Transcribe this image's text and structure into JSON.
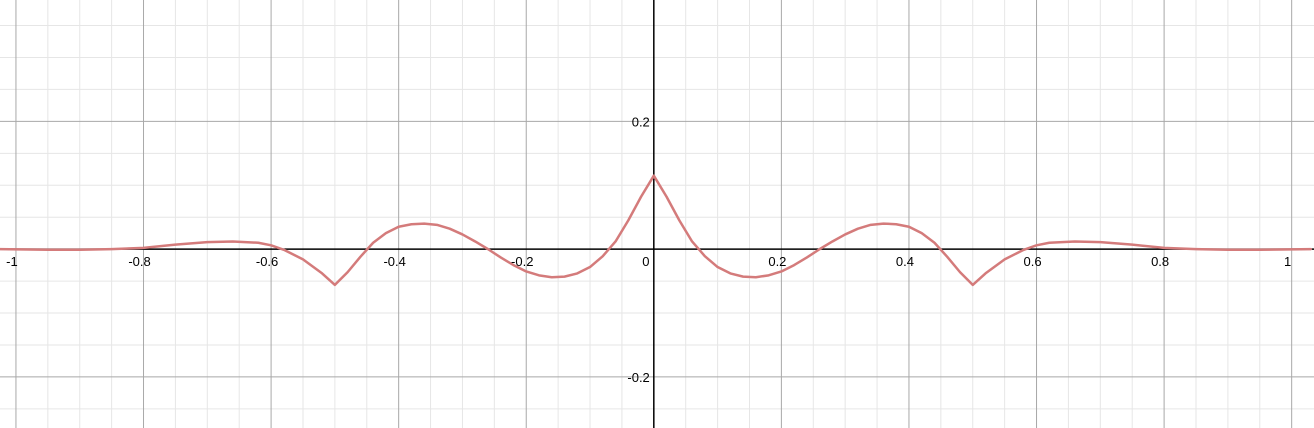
{
  "chart_data": {
    "type": "line",
    "title": "",
    "xlabel": "",
    "ylabel": "",
    "xlim": [
      -1.025,
      1.035
    ],
    "ylim": [
      -0.28,
      0.39
    ],
    "grid": true,
    "legend": "none",
    "x_ticks": [
      {
        "value": -1,
        "label": "-1"
      },
      {
        "value": -0.8,
        "label": "-0.8"
      },
      {
        "value": -0.6,
        "label": "-0.6"
      },
      {
        "value": -0.4,
        "label": "-0.4"
      },
      {
        "value": -0.2,
        "label": "-0.2"
      },
      {
        "value": 0,
        "label": "0"
      },
      {
        "value": 0.2,
        "label": "0.2"
      },
      {
        "value": 0.4,
        "label": "0.4"
      },
      {
        "value": 0.6,
        "label": "0.6"
      },
      {
        "value": 0.8,
        "label": "0.8"
      },
      {
        "value": 1,
        "label": "1"
      }
    ],
    "y_ticks": [
      {
        "value": 0.2,
        "label": "0.2"
      },
      {
        "value": -0.2,
        "label": "-0.2"
      }
    ],
    "series": [
      {
        "color": "#d47b7b",
        "x": [
          -1.03,
          -0.95,
          -0.9,
          -0.85,
          -0.8,
          -0.75,
          -0.7,
          -0.66,
          -0.62,
          -0.6,
          -0.58,
          -0.55,
          -0.52,
          -0.5,
          -0.48,
          -0.46,
          -0.44,
          -0.42,
          -0.4,
          -0.38,
          -0.36,
          -0.34,
          -0.32,
          -0.3,
          -0.28,
          -0.26,
          -0.24,
          -0.22,
          -0.2,
          -0.18,
          -0.16,
          -0.14,
          -0.12,
          -0.1,
          -0.08,
          -0.06,
          -0.04,
          -0.02,
          0,
          0.02,
          0.04,
          0.06,
          0.08,
          0.1,
          0.12,
          0.14,
          0.16,
          0.18,
          0.2,
          0.22,
          0.24,
          0.26,
          0.28,
          0.3,
          0.32,
          0.34,
          0.36,
          0.38,
          0.4,
          0.42,
          0.44,
          0.46,
          0.48,
          0.5,
          0.52,
          0.55,
          0.58,
          0.6,
          0.62,
          0.66,
          0.7,
          0.75,
          0.8,
          0.85,
          0.9,
          0.95,
          1.03
        ],
        "y": [
          0,
          -0.001,
          -0.001,
          0,
          0.002,
          0.007,
          0.011,
          0.012,
          0.01,
          0.006,
          -0.001,
          -0.016,
          -0.038,
          -0.056,
          -0.036,
          -0.012,
          0.01,
          0.025,
          0.035,
          0.039,
          0.04,
          0.038,
          0.032,
          0.023,
          0.012,
          0,
          -0.013,
          -0.025,
          -0.035,
          -0.041,
          -0.044,
          -0.043,
          -0.038,
          -0.028,
          -0.011,
          0.012,
          0.045,
          0.082,
          0.115,
          0.082,
          0.045,
          0.012,
          -0.011,
          -0.028,
          -0.038,
          -0.043,
          -0.044,
          -0.041,
          -0.035,
          -0.025,
          -0.013,
          0,
          0.012,
          0.023,
          0.032,
          0.038,
          0.04,
          0.039,
          0.035,
          0.025,
          0.01,
          -0.012,
          -0.036,
          -0.056,
          -0.038,
          -0.016,
          -0.001,
          0.006,
          0.01,
          0.012,
          0.011,
          0.007,
          0.002,
          0,
          -0.001,
          -0.001,
          0
        ]
      }
    ]
  }
}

***

• _BRIEF_: Copy out the listing exactly as it stands, but not the pictures.

• _WORKED ANSWER_:
Transcribe this image's text and structure into JSON.
{
  "chart_data": {
    "type": "line",
    "title": "",
    "xlabel": "",
    "ylabel": "",
    "xlim": [
      -1.025,
      1.035
    ],
    "ylim": [
      -0.28,
      0.39
    ],
    "grid": true,
    "legend": "none",
    "x_ticks": [
      {
        "value": -1,
        "label": "-1"
      },
      {
        "value": -0.8,
        "label": "-0.8"
      },
      {
        "value": -0.6,
        "label": "-0.6"
      },
      {
        "value": -0.4,
        "label": "-0.4"
      },
      {
        "value": -0.2,
        "label": "-0.2"
      },
      {
        "value": 0,
        "label": "0"
      },
      {
        "value": 0.2,
        "label": "0.2"
      },
      {
        "value": 0.4,
        "label": "0.4"
      },
      {
        "value": 0.6,
        "label": "0.6"
      },
      {
        "value": 0.8,
        "label": "0.8"
      },
      {
        "value": 1,
        "label": "1"
      }
    ],
    "y_ticks": [
      {
        "value": 0.2,
        "label": "0.2"
      },
      {
        "value": -0.2,
        "label": "-0.2"
      }
    ],
    "series": [
      {
        "color": "#d47b7b",
        "x": [
          -1.03,
          -0.95,
          -0.9,
          -0.85,
          -0.8,
          -0.75,
          -0.7,
          -0.66,
          -0.62,
          -0.6,
          -0.58,
          -0.55,
          -0.52,
          -0.5,
          -0.48,
          -0.46,
          -0.44,
          -0.42,
          -0.4,
          -0.38,
          -0.36,
          -0.34,
          -0.32,
          -0.3,
          -0.28,
          -0.26,
          -0.24,
          -0.22,
          -0.2,
          -0.18,
          -0.16,
          -0.14,
          -0.12,
          -0.1,
          -0.08,
          -0.06,
          -0.04,
          -0.02,
          0,
          0.02,
          0.04,
          0.06,
          0.08,
          0.1,
          0.12,
          0.14,
          0.16,
          0.18,
          0.2,
          0.22,
          0.24,
          0.26,
          0.28,
          0.3,
          0.32,
          0.34,
          0.36,
          0.38,
          0.4,
          0.42,
          0.44,
          0.46,
          0.48,
          0.5,
          0.52,
          0.55,
          0.58,
          0.6,
          0.62,
          0.66,
          0.7,
          0.75,
          0.8,
          0.85,
          0.9,
          0.95,
          1.03
        ],
        "y": [
          0,
          -0.001,
          -0.001,
          0,
          0.002,
          0.007,
          0.011,
          0.012,
          0.01,
          0.006,
          -0.001,
          -0.016,
          -0.038,
          -0.056,
          -0.036,
          -0.012,
          0.01,
          0.025,
          0.035,
          0.039,
          0.04,
          0.038,
          0.032,
          0.023,
          0.012,
          0,
          -0.013,
          -0.025,
          -0.035,
          -0.041,
          -0.044,
          -0.043,
          -0.038,
          -0.028,
          -0.011,
          0.012,
          0.045,
          0.082,
          0.115,
          0.082,
          0.045,
          0.012,
          -0.011,
          -0.028,
          -0.038,
          -0.043,
          -0.044,
          -0.041,
          -0.035,
          -0.025,
          -0.013,
          0,
          0.012,
          0.023,
          0.032,
          0.038,
          0.04,
          0.039,
          0.035,
          0.025,
          0.01,
          -0.012,
          -0.036,
          -0.056,
          -0.038,
          -0.016,
          -0.001,
          0.006,
          0.01,
          0.012,
          0.011,
          0.007,
          0.002,
          0,
          -0.001,
          -0.001,
          0
        ]
      }
    ]
  }
}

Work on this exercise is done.